Give only the number of lines in the records that include the string "document".

=-=-=

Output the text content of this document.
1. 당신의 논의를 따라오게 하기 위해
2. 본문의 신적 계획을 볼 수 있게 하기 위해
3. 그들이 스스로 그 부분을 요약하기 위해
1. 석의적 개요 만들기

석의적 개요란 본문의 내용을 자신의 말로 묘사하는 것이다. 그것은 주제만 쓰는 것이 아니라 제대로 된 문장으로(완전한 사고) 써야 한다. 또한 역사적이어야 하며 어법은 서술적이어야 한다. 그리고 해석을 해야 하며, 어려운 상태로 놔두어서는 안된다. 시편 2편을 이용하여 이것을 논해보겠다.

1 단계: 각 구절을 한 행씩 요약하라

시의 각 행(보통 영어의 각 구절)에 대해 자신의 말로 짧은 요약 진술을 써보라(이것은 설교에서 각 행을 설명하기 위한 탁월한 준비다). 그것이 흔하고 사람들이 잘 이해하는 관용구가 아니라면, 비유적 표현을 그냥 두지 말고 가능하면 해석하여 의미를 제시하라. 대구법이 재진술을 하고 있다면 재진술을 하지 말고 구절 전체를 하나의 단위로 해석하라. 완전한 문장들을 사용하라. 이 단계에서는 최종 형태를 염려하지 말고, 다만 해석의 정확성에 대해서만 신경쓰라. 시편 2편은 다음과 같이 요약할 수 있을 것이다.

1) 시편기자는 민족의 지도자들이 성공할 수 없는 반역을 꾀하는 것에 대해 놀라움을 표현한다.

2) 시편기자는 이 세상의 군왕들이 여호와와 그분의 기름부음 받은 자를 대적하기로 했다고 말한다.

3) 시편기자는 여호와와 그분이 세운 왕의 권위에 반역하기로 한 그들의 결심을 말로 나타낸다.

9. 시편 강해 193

=-=-=

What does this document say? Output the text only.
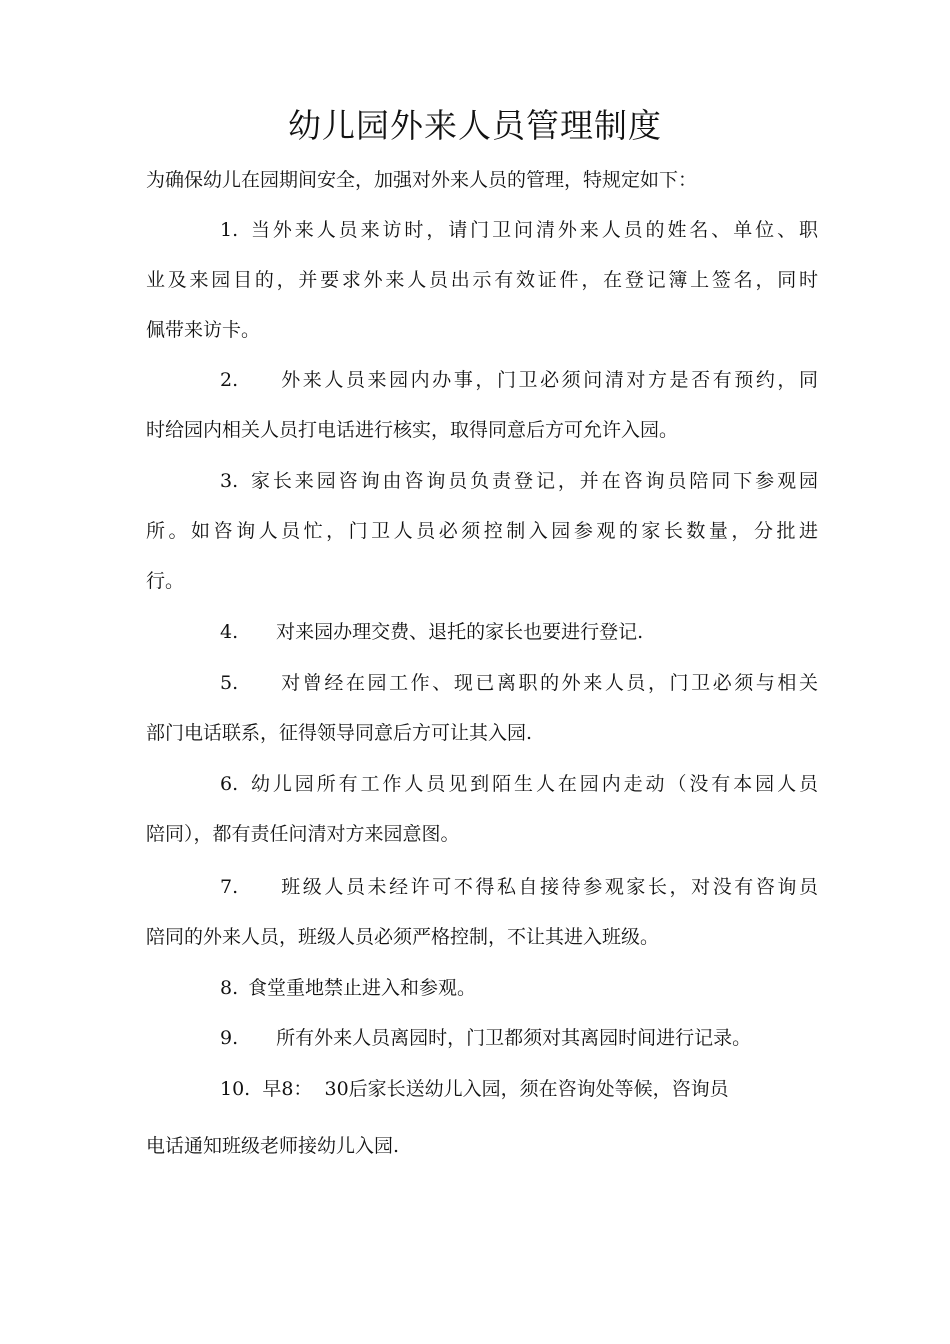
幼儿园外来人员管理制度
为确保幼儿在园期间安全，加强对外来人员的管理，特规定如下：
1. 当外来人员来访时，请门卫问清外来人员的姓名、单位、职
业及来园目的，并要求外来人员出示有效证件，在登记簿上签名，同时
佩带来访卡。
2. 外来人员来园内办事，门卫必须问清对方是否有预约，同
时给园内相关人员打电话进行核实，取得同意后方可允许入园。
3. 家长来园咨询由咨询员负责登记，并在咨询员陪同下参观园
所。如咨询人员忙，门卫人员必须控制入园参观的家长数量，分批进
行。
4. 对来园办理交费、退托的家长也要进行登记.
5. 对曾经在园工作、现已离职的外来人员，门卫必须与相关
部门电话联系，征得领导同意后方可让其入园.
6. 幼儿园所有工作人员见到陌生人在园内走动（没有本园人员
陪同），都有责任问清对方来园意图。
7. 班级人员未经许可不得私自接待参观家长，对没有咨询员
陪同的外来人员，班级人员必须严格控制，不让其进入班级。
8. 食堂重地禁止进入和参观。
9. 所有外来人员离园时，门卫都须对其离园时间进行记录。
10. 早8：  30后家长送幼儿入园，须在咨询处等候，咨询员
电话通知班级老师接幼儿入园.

=-=-=

▶ [Full solution]
2